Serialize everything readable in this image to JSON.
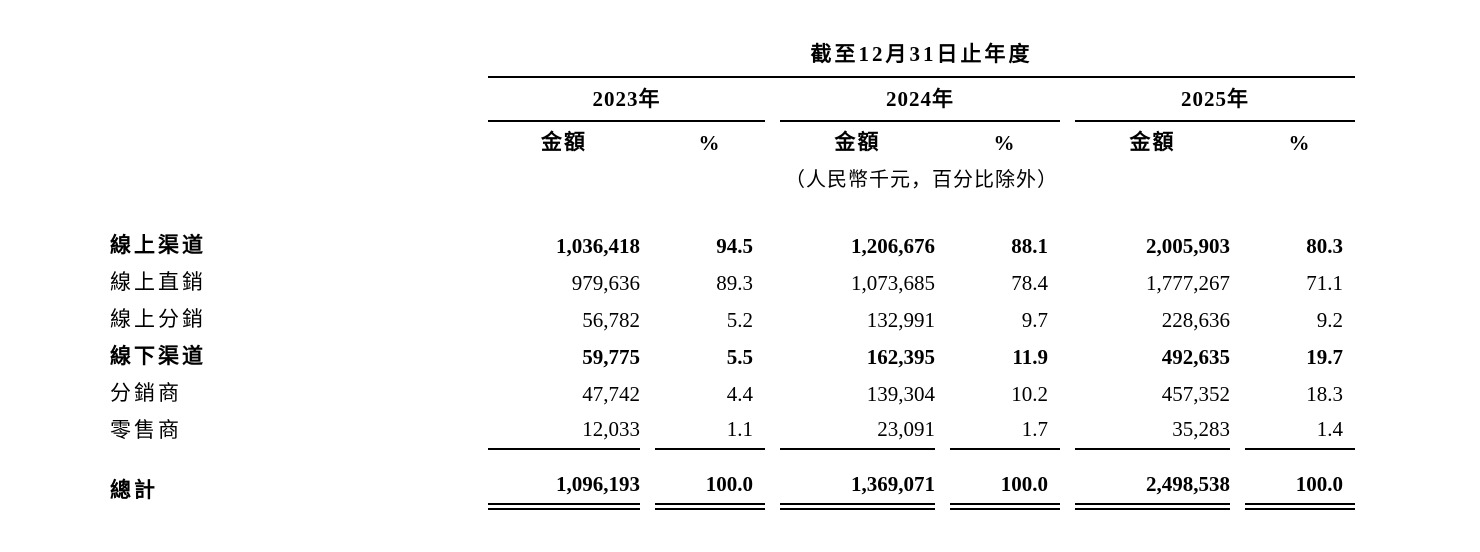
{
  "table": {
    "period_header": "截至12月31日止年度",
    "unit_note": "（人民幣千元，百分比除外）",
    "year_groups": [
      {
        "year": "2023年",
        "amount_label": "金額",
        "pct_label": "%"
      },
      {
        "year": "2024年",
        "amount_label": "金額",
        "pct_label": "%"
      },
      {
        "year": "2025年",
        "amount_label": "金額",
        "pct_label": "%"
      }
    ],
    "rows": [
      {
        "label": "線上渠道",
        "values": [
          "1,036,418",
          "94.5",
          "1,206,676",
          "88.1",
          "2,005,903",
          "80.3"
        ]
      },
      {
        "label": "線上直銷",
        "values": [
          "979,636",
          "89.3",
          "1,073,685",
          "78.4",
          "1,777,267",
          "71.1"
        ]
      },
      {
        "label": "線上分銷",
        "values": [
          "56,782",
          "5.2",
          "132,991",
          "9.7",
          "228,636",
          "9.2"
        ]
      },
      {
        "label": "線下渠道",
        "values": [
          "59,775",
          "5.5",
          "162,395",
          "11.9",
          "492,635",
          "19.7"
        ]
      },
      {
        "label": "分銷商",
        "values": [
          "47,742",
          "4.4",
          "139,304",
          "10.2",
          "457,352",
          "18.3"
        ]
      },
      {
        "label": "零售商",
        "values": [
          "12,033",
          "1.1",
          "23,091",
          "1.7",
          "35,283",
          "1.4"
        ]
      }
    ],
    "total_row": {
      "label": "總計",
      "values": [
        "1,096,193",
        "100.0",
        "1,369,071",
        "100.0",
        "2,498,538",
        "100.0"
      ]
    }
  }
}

# # #

Return all of the data exactly as written, and drop the pictures.

● **TASK RESULT**
Serialize everything readable in this image to JSON.
{
  "table": {
    "period_header": "截至12月31日止年度",
    "unit_note": "（人民幣千元，百分比除外）",
    "year_groups": [
      {
        "year": "2023年",
        "amount_label": "金額",
        "pct_label": "%"
      },
      {
        "year": "2024年",
        "amount_label": "金額",
        "pct_label": "%"
      },
      {
        "year": "2025年",
        "amount_label": "金額",
        "pct_label": "%"
      }
    ],
    "rows": [
      {
        "label": "線上渠道",
        "values": [
          "1,036,418",
          "94.5",
          "1,206,676",
          "88.1",
          "2,005,903",
          "80.3"
        ]
      },
      {
        "label": "線上直銷",
        "values": [
          "979,636",
          "89.3",
          "1,073,685",
          "78.4",
          "1,777,267",
          "71.1"
        ]
      },
      {
        "label": "線上分銷",
        "values": [
          "56,782",
          "5.2",
          "132,991",
          "9.7",
          "228,636",
          "9.2"
        ]
      },
      {
        "label": "線下渠道",
        "values": [
          "59,775",
          "5.5",
          "162,395",
          "11.9",
          "492,635",
          "19.7"
        ]
      },
      {
        "label": "分銷商",
        "values": [
          "47,742",
          "4.4",
          "139,304",
          "10.2",
          "457,352",
          "18.3"
        ]
      },
      {
        "label": "零售商",
        "values": [
          "12,033",
          "1.1",
          "23,091",
          "1.7",
          "35,283",
          "1.4"
        ]
      }
    ],
    "total_row": {
      "label": "總計",
      "values": [
        "1,096,193",
        "100.0",
        "1,369,071",
        "100.0",
        "2,498,538",
        "100.0"
      ]
    }
  }
}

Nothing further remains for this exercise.